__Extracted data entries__
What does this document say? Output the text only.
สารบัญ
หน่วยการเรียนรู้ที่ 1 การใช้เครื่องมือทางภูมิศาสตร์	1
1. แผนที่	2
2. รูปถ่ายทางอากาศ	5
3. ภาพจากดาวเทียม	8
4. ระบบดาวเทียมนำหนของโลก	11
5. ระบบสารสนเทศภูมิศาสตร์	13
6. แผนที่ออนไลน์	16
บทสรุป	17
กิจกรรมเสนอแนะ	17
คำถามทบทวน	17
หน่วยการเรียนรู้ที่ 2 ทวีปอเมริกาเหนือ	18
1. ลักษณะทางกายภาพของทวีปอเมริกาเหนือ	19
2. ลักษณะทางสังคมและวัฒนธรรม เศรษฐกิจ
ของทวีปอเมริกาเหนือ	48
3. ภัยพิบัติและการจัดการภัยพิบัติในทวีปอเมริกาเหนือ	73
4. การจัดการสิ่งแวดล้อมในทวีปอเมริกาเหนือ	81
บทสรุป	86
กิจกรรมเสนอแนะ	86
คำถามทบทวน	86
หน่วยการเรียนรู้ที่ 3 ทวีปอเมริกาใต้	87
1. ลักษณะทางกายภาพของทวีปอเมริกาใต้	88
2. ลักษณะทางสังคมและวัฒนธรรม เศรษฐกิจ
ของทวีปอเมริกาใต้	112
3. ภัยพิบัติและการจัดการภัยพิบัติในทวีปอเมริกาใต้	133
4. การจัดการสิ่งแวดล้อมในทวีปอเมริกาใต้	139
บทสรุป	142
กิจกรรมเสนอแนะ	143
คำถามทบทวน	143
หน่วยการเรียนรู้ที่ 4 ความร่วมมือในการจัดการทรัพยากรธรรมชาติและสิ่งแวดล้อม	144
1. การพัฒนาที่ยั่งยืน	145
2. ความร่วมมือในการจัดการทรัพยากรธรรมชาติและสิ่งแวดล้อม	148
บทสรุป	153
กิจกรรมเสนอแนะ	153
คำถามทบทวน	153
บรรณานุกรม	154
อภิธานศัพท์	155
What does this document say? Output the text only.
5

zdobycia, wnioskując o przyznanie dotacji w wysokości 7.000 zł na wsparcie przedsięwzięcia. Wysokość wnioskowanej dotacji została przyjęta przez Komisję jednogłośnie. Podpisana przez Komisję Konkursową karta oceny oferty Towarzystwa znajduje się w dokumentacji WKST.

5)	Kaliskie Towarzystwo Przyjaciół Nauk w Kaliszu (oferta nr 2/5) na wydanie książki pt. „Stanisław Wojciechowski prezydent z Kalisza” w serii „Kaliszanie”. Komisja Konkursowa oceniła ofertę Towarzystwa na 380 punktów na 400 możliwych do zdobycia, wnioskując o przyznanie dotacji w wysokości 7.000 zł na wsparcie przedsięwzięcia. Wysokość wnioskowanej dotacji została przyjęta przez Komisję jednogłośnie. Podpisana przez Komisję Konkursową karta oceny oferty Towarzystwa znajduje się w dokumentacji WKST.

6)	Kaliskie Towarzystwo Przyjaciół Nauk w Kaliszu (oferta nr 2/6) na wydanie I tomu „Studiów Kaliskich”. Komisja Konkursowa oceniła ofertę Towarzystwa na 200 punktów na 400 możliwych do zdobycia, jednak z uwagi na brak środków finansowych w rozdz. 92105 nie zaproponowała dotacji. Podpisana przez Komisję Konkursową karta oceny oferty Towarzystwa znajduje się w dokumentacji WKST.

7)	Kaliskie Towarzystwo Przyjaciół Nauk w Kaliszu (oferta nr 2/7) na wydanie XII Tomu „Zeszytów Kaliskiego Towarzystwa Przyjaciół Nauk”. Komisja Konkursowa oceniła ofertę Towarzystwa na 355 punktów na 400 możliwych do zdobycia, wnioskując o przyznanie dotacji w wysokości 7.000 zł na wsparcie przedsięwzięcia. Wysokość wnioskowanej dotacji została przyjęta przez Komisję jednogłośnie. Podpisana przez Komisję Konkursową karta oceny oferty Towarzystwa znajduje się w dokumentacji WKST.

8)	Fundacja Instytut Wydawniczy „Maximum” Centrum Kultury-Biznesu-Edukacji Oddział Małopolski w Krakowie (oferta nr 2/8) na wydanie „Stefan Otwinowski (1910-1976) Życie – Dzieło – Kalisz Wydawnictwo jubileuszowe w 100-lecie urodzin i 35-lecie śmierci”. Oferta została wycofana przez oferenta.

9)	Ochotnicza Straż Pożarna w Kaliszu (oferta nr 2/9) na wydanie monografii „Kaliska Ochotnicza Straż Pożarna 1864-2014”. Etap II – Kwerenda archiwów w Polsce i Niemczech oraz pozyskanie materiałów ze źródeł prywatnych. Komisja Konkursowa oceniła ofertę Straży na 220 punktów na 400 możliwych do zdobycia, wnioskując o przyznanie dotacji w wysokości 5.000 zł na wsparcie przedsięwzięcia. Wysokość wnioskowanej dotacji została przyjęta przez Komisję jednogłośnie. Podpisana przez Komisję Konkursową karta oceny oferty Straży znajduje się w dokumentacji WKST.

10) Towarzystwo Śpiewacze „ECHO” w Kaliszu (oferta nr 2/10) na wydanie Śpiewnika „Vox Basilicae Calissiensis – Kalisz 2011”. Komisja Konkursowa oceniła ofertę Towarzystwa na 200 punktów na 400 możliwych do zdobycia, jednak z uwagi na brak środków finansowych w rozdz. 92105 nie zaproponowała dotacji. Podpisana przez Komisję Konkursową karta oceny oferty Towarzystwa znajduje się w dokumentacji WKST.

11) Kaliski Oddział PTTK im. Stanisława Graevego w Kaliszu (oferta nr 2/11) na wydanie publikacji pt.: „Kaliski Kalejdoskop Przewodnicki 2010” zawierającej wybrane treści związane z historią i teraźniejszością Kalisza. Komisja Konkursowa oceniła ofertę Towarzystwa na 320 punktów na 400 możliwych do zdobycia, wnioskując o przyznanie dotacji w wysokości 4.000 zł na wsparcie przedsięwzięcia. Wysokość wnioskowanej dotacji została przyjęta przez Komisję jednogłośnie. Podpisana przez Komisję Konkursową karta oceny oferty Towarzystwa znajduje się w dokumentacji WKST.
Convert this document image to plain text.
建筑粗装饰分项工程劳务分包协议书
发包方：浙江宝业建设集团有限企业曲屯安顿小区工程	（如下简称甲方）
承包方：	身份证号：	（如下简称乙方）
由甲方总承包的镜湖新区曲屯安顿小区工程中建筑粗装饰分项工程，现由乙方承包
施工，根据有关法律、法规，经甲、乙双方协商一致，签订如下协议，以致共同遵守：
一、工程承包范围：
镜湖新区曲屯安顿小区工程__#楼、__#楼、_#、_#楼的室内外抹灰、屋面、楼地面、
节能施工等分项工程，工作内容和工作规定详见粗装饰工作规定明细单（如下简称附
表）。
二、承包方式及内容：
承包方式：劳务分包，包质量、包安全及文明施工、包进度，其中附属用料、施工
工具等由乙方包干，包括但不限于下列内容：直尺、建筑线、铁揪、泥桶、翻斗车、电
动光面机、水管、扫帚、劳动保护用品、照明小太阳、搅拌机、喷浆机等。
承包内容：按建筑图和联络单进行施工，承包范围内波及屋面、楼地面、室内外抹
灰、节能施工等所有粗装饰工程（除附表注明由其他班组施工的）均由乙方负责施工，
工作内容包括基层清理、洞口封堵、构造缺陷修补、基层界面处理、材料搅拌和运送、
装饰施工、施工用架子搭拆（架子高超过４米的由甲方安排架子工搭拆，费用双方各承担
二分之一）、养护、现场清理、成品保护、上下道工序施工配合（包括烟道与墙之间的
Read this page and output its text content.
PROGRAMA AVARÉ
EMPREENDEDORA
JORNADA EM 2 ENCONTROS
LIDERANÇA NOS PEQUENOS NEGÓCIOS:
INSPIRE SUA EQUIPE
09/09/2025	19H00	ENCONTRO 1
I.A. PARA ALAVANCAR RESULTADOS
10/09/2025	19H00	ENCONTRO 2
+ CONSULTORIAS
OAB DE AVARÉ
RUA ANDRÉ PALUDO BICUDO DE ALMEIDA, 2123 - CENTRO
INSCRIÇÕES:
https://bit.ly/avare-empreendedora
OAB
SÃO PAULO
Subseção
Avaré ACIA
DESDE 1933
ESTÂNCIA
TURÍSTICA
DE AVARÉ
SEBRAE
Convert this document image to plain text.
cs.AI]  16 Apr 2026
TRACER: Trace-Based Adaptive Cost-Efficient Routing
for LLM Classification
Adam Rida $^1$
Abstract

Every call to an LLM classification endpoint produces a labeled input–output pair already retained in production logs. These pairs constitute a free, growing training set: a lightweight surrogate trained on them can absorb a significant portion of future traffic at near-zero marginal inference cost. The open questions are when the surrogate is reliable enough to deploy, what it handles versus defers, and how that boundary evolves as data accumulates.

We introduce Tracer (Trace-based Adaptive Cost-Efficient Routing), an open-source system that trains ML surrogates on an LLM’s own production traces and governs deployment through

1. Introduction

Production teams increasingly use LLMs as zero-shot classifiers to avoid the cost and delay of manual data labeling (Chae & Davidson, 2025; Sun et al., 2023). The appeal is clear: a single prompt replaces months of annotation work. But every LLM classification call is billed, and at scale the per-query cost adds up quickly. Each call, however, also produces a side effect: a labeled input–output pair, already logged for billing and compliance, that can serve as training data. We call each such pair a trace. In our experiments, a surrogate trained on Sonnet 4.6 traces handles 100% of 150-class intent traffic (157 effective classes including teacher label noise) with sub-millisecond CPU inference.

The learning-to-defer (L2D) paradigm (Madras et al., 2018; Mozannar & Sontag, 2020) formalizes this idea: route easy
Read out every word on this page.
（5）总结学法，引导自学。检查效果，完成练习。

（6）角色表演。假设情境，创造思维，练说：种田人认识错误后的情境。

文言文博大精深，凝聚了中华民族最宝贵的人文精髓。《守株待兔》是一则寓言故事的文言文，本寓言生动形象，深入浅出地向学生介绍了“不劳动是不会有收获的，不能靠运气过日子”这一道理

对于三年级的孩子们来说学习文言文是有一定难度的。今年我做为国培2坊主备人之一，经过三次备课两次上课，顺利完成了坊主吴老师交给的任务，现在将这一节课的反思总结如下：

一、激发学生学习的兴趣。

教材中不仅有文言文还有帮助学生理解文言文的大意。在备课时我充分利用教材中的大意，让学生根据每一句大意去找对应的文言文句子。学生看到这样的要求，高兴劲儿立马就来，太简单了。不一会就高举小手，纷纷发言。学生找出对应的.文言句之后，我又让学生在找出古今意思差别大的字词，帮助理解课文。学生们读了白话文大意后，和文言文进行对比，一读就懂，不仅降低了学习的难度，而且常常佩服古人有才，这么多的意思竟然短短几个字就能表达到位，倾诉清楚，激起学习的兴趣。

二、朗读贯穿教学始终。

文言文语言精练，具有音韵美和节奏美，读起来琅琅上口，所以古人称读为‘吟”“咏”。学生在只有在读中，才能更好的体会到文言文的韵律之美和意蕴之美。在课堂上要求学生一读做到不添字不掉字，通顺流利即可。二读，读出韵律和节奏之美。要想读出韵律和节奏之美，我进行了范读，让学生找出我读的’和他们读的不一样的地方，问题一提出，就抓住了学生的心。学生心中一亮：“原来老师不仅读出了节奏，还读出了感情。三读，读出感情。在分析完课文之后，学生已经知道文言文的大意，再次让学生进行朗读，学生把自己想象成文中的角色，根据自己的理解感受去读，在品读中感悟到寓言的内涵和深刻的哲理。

__Given task__
Copy each line holding the word "และส" from the listing above.

__The completed task__
หน่วยการเรียนรู้ที่ 4 ความร่วมมือในการจัดการทรัพยากรธรรมชาติและสิ่งแวดล้อม	144
2. ความร่วมมือในการจัดการทรัพยากรธรรมชาติและสิ่งแวดล้อม	148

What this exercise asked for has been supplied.